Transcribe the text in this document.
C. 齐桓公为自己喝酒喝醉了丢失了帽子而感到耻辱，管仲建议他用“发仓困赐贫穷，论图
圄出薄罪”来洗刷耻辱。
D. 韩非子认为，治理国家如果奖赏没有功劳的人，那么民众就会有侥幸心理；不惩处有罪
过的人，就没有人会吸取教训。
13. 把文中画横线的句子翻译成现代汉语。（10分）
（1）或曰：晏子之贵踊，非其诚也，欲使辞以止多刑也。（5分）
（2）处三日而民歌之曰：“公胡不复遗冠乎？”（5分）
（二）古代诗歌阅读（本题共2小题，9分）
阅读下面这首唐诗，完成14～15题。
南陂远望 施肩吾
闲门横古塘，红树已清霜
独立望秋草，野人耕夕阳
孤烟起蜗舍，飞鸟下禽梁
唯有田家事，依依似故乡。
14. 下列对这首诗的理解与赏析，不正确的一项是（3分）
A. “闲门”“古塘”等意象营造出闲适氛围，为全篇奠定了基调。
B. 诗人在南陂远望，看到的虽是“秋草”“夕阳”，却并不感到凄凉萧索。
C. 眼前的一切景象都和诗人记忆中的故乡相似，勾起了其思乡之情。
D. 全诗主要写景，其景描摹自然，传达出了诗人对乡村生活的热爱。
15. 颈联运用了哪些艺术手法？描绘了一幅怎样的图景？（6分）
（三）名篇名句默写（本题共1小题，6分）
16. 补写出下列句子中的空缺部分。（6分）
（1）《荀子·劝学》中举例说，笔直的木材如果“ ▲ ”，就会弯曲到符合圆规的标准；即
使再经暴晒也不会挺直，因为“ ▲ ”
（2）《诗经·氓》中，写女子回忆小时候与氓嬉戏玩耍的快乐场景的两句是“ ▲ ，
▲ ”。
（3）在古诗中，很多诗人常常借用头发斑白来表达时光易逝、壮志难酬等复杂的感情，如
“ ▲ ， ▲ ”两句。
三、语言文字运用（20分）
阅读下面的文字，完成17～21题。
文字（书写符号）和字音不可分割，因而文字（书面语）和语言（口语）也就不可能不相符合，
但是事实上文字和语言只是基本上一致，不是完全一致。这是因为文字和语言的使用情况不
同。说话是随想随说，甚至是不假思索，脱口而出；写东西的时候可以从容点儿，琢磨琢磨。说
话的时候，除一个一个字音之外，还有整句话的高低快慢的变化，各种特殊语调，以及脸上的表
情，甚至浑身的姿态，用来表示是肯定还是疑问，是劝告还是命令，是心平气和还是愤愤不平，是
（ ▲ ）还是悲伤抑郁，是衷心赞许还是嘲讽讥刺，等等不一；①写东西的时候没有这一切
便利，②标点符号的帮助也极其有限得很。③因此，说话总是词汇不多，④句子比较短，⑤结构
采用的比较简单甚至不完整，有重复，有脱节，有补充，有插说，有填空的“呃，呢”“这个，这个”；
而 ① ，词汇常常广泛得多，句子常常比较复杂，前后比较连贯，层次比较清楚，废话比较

==*==

- [Problem to solve]: Write out the entries in full, exactly as given.

- [Task response]:
Transcribe the text in this document.
C. 齐桓公为自己喝酒喝醉了丢失了帽子而感到耻辱，管仲建议他用“发仓困赐贫穷，论图
圄出薄罪”来洗刷耻辱。
D. 韩非子认为，治理国家如果奖赏没有功劳的人，那么民众就会有侥幸心理；不惩处有罪
过的人，就没有人会吸取教训。
13. 把文中画横线的句子翻译成现代汉语。（10分）
（1）或曰：晏子之贵踊，非其诚也，欲使辞以止多刑也。（5分）
（2）处三日而民歌之曰：“公胡不复遗冠乎？”（5分）
（二）古代诗歌阅读（本题共2小题，9分）
阅读下面这首唐诗，完成14～15题。
南陂远望 施肩吾
闲门横古塘，红树已清霜
独立望秋草，野人耕夕阳
孤烟起蜗舍，飞鸟下禽梁
唯有田家事，依依似故乡。
14. 下列对这首诗的理解与赏析，不正确的一项是（3分）
A. “闲门”“古塘”等意象营造出闲适氛围，为全篇奠定了基调。
B. 诗人在南陂远望，看到的虽是“秋草”“夕阳”，却并不感到凄凉萧索。
C. 眼前的一切景象都和诗人记忆中的故乡相似，勾起了其思乡之情。
D. 全诗主要写景，其景描摹自然，传达出了诗人对乡村生活的热爱。
15. 颈联运用了哪些艺术手法？描绘了一幅怎样的图景？（6分）
（三）名篇名句默写（本题共1小题，6分）
16. 补写出下列句子中的空缺部分。（6分）
（1）《荀子·劝学》中举例说，笔直的木材如果“ ▲ ”，就会弯曲到符合圆规的标准；即
使再经暴晒也不会挺直，因为“ ▲ ”
（2）《诗经·氓》中，写女子回忆小时候与氓嬉戏玩耍的快乐场景的两句是“ ▲ ，
▲ ”。
（3）在古诗中，很多诗人常常借用头发斑白来表达时光易逝、壮志难酬等复杂的感情，如
“ ▲ ， ▲ ”两句。
三、语言文字运用（20分）
阅读下面的文字，完成17～21题。
文字（书写符号）和字音不可分割，因而文字（书面语）和语言（口语）也就不可能不相符合，
但是事实上文字和语言只是基本上一致，不是完全一致。这是因为文字和语言的使用情况不
同。说话是随想随说，甚至是不假思索，脱口而出；写东西的时候可以从容点儿，琢磨琢磨。说
话的时候，除一个一个字音之外，还有整句话的高低快慢的变化，各种特殊语调，以及脸上的表
情，甚至浑身的姿态，用来表示是肯定还是疑问，是劝告还是命令，是心平气和还是愤愤不平，是
（ ▲ ）还是悲伤抑郁，是衷心赞许还是嘲讽讥刺，等等不一；①写东西的时候没有这一切
便利，②标点符号的帮助也极其有限得很。③因此，说话总是词汇不多，④句子比较短，⑤结构
采用的比较简单甚至不完整，有重复，有脱节，有补充，有插说，有填空的“呃，呢”“这个，这个”；
而 ① ，词汇常常广泛得多，句子常常比较复杂，前后比较连贯，层次比较清楚，废话比较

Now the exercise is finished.